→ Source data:
>> Start

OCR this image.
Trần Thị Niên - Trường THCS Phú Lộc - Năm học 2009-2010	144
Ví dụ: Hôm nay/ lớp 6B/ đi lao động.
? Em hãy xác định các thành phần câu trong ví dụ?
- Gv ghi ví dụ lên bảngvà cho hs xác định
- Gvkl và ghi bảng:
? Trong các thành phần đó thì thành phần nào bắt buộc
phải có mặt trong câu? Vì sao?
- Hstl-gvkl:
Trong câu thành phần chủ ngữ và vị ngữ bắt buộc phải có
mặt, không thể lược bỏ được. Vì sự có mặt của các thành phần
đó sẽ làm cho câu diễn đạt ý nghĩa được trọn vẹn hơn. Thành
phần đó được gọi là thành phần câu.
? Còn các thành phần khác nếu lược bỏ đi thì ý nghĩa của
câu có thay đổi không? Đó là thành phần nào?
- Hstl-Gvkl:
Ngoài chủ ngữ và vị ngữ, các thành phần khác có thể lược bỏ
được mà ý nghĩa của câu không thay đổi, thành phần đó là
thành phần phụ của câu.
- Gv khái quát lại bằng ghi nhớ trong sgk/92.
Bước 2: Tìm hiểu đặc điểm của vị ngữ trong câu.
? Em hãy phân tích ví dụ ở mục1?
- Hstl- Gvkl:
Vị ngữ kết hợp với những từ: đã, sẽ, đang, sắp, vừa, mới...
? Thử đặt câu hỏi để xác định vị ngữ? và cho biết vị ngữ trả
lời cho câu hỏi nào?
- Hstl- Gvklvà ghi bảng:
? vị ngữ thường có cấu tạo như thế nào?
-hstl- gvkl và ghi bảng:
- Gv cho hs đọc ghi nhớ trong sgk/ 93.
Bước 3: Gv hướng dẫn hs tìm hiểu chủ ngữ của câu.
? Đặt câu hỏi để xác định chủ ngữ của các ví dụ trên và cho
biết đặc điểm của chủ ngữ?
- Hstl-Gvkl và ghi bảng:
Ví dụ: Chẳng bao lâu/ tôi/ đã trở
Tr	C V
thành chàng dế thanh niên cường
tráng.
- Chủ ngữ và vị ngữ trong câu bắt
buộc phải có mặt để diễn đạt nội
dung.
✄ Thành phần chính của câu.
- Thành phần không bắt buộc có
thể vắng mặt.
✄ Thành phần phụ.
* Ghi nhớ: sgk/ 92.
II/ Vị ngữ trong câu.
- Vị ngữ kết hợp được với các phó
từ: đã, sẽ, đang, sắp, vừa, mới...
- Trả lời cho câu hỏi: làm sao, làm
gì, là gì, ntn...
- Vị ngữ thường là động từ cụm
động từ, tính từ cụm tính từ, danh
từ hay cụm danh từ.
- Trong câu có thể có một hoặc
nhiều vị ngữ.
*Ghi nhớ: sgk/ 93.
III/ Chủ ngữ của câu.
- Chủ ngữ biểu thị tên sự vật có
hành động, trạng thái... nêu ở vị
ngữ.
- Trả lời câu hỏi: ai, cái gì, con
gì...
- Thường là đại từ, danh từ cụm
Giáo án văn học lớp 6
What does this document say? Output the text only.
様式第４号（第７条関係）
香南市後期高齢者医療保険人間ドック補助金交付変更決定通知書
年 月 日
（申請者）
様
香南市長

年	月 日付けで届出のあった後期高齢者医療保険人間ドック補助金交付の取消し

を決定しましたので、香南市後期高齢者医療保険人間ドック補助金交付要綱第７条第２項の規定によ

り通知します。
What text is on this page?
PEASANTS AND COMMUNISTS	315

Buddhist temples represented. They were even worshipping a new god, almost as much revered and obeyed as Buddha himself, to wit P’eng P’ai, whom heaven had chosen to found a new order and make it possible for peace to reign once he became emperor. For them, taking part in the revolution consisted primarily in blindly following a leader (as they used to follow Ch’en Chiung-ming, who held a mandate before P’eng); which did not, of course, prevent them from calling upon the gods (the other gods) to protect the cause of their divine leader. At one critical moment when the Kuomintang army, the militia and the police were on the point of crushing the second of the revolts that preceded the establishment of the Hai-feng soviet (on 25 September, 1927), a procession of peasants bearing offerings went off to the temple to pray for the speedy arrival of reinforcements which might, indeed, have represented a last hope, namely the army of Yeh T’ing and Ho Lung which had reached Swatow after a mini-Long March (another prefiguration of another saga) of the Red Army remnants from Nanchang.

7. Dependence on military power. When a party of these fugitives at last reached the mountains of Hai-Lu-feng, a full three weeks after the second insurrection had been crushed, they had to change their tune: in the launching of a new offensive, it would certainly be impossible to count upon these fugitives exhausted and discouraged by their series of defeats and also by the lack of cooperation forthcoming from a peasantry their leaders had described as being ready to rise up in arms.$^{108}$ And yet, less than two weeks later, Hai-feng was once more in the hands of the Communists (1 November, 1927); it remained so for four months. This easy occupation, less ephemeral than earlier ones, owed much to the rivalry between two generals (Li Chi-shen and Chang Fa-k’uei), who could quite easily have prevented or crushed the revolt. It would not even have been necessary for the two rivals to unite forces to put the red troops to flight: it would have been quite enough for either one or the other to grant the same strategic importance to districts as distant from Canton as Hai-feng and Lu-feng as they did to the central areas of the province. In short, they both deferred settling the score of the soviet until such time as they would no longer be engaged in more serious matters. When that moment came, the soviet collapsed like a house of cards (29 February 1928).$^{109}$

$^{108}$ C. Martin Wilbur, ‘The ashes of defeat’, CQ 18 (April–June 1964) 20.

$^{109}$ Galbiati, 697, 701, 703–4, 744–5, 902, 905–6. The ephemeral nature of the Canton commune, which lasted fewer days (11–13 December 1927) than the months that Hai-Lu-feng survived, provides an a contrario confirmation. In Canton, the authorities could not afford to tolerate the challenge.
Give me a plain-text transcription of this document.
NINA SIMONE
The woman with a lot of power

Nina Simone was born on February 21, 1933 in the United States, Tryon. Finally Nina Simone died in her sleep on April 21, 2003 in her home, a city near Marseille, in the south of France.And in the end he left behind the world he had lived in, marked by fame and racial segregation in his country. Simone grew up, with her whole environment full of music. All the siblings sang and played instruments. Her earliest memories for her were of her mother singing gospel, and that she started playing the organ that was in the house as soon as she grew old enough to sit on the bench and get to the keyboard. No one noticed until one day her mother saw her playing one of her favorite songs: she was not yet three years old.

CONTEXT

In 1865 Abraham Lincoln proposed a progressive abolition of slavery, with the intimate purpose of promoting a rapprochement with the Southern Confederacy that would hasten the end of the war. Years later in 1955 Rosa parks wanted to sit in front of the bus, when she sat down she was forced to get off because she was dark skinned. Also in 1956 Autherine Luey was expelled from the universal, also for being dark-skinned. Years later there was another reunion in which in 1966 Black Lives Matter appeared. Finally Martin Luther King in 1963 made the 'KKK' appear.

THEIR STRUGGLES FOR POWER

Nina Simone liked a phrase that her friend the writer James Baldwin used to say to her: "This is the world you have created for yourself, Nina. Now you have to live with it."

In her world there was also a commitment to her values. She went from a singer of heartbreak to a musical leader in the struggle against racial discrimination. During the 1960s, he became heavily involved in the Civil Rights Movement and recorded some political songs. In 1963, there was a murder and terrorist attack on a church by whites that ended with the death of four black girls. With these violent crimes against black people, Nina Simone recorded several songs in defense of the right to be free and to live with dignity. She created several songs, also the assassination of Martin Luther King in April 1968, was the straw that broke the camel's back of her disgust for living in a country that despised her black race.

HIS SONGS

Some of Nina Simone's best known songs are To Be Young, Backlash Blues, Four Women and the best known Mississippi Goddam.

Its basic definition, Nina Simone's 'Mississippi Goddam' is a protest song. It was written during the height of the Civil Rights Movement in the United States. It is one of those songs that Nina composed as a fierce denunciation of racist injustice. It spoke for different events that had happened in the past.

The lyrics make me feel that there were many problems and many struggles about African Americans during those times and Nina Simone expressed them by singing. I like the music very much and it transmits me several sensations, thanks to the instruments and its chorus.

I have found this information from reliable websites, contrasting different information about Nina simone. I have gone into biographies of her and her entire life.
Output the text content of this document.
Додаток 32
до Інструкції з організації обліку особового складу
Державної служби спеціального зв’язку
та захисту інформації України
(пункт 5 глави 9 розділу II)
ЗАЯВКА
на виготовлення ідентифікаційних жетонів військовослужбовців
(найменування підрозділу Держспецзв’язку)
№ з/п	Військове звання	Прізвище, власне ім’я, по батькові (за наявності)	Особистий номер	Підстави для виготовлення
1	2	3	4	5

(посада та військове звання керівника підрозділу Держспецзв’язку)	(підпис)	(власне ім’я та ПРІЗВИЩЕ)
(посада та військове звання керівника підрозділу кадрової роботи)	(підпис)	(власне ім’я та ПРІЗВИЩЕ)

>> End

Of the lines in the material, how many hold the word "singing"? Reply with the number only.

→ Task output: 2